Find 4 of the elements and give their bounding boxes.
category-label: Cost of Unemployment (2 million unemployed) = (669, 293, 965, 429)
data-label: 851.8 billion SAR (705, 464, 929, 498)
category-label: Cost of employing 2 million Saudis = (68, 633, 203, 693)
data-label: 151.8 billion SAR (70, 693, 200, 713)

..............................

PROBLEM STATEMENT | Copy every one of the rows above word for word, with no line changed.

EXPECTED ANSWER |
Find 4 of the elements and give their bounding boxes.
category-label: Cost of Unemployment (2 million unemployed) = (669, 293, 965, 429)
data-label: 851.8 billion SAR (705, 464, 929, 498)
category-label: Cost of employing 2 million Saudis = (68, 633, 203, 693)
data-label: 151.8 billion SAR (70, 693, 200, 713)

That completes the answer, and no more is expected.